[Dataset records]

"""

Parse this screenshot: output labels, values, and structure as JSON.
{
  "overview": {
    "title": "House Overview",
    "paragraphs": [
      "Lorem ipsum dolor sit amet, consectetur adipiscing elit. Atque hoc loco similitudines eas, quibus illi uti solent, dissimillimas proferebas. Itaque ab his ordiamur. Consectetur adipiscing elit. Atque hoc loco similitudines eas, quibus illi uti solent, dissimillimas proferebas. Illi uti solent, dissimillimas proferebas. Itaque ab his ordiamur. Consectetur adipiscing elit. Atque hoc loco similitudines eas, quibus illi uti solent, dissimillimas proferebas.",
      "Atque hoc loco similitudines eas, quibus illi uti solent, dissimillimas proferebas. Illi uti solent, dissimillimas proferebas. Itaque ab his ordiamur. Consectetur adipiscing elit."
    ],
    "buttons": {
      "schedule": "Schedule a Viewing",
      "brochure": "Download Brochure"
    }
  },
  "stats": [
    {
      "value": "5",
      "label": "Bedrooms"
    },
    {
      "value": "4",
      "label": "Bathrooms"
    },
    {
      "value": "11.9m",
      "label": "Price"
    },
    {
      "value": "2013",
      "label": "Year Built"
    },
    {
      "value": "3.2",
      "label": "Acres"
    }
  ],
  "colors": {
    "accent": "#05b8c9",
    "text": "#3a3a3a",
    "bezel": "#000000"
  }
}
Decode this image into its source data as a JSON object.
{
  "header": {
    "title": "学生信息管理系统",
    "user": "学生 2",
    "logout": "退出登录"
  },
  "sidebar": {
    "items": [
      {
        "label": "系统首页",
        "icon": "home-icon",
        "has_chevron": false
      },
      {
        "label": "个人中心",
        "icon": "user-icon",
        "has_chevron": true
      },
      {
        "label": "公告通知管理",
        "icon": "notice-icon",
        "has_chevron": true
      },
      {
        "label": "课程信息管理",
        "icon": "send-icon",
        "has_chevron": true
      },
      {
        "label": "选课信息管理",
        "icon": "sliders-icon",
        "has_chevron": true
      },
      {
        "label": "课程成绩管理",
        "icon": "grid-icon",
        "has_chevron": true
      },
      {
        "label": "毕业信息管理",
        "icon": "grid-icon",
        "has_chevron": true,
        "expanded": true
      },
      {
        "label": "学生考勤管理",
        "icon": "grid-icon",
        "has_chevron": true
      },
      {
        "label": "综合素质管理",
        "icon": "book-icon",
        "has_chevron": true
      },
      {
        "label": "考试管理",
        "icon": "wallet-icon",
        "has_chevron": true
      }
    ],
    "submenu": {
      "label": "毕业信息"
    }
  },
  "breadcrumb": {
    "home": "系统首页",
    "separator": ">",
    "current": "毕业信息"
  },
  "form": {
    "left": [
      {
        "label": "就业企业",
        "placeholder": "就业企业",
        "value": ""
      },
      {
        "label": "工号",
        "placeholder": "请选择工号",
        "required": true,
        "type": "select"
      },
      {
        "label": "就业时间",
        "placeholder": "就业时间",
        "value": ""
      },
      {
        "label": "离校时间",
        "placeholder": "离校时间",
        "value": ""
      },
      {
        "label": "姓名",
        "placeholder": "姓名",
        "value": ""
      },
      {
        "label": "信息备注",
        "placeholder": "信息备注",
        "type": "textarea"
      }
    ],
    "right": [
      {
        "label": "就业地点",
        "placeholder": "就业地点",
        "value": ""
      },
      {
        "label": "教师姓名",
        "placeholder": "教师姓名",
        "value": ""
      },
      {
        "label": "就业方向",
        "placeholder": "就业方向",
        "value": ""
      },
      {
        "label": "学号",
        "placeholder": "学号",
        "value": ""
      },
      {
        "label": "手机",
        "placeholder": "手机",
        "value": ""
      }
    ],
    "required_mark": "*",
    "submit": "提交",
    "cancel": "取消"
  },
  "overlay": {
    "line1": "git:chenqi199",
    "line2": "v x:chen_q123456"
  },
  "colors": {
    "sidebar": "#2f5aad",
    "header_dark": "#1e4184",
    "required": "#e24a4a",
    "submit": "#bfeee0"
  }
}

"""

▸ **JOB**
Output the lines above verbatim and in full.

▸ **TASK RESPONSE**
Parse this screenshot: output labels, values, and structure as JSON.
{
  "overview": {
    "title": "House Overview",
    "paragraphs": [
      "Lorem ipsum dolor sit amet, consectetur adipiscing elit. Atque hoc loco similitudines eas, quibus illi uti solent, dissimillimas proferebas. Itaque ab his ordiamur. Consectetur adipiscing elit. Atque hoc loco similitudines eas, quibus illi uti solent, dissimillimas proferebas. Illi uti solent, dissimillimas proferebas. Itaque ab his ordiamur. Consectetur adipiscing elit. Atque hoc loco similitudines eas, quibus illi uti solent, dissimillimas proferebas.",
      "Atque hoc loco similitudines eas, quibus illi uti solent, dissimillimas proferebas. Illi uti solent, dissimillimas proferebas. Itaque ab his ordiamur. Consectetur adipiscing elit."
    ],
    "buttons": {
      "schedule": "Schedule a Viewing",
      "brochure": "Download Brochure"
    }
  },
  "stats": [
    {
      "value": "5",
      "label": "Bedrooms"
    },
    {
      "value": "4",
      "label": "Bathrooms"
    },
    {
      "value": "11.9m",
      "label": "Price"
    },
    {
      "value": "2013",
      "label": "Year Built"
    },
    {
      "value": "3.2",
      "label": "Acres"
    }
  ],
  "colors": {
    "accent": "#05b8c9",
    "text": "#3a3a3a",
    "bezel": "#000000"
  }
}
Decode this image into its source data as a JSON object.
{
  "header": {
    "title": "学生信息管理系统",
    "user": "学生 2",
    "logout": "退出登录"
  },
  "sidebar": {
    "items": [
      {
        "label": "系统首页",
        "icon": "home-icon",
        "has_chevron": false
      },
      {
        "label": "个人中心",
        "icon": "user-icon",
        "has_chevron": true
      },
      {
        "label": "公告通知管理",
        "icon": "notice-icon",
        "has_chevron": true
      },
      {
        "label": "课程信息管理",
        "icon": "send-icon",
        "has_chevron": true
      },
      {
        "label": "选课信息管理",
        "icon": "sliders-icon",
        "has_chevron": true
      },
      {
        "label": "课程成绩管理",
        "icon": "grid-icon",
        "has_chevron": true
      },
      {
        "label": "毕业信息管理",
        "icon": "grid-icon",
        "has_chevron": true,
        "expanded": true
      },
      {
        "label": "学生考勤管理",
        "icon": "grid-icon",
        "has_chevron": true
      },
      {
        "label": "综合素质管理",
        "icon": "book-icon",
        "has_chevron": true
      },
      {
        "label": "考试管理",
        "icon": "wallet-icon",
        "has_chevron": true
      }
    ],
    "submenu": {
      "label": "毕业信息"
    }
  },
  "breadcrumb": {
    "home": "系统首页",
    "separator": ">",
    "current": "毕业信息"
  },
  "form": {
    "left": [
      {
        "label": "就业企业",
        "placeholder": "就业企业",
        "value": ""
      },
      {
        "label": "工号",
        "placeholder": "请选择工号",
        "required": true,
        "type": "select"
      },
      {
        "label": "就业时间",
        "placeholder": "就业时间",
        "value": ""
      },
      {
        "label": "离校时间",
        "placeholder": "离校时间",
        "value": ""
      },
      {
        "label": "姓名",
        "placeholder": "姓名",
        "value": ""
      },
      {
        "label": "信息备注",
        "placeholder": "信息备注",
        "type": "textarea"
      }
    ],
    "right": [
      {
        "label": "就业地点",
        "placeholder": "就业地点",
        "value": ""
      },
      {
        "label": "教师姓名",
        "placeholder": "教师姓名",
        "value": ""
      },
      {
        "label": "就业方向",
        "placeholder": "就业方向",
        "value": ""
      },
      {
        "label": "学号",
        "placeholder": "学号",
        "value": ""
      },
      {
        "label": "手机",
        "placeholder": "手机",
        "value": ""
      }
    ],
    "required_mark": "*",
    "submit": "提交",
    "cancel": "取消"
  },
  "overlay": {
    "line1": "git:chenqi199",
    "line2": "v x:chen_q123456"
  },
  "colors": {
    "sidebar": "#2f5aad",
    "header_dark": "#1e4184",
    "required": "#e24a4a",
    "submit": "#bfeee0"
  }
}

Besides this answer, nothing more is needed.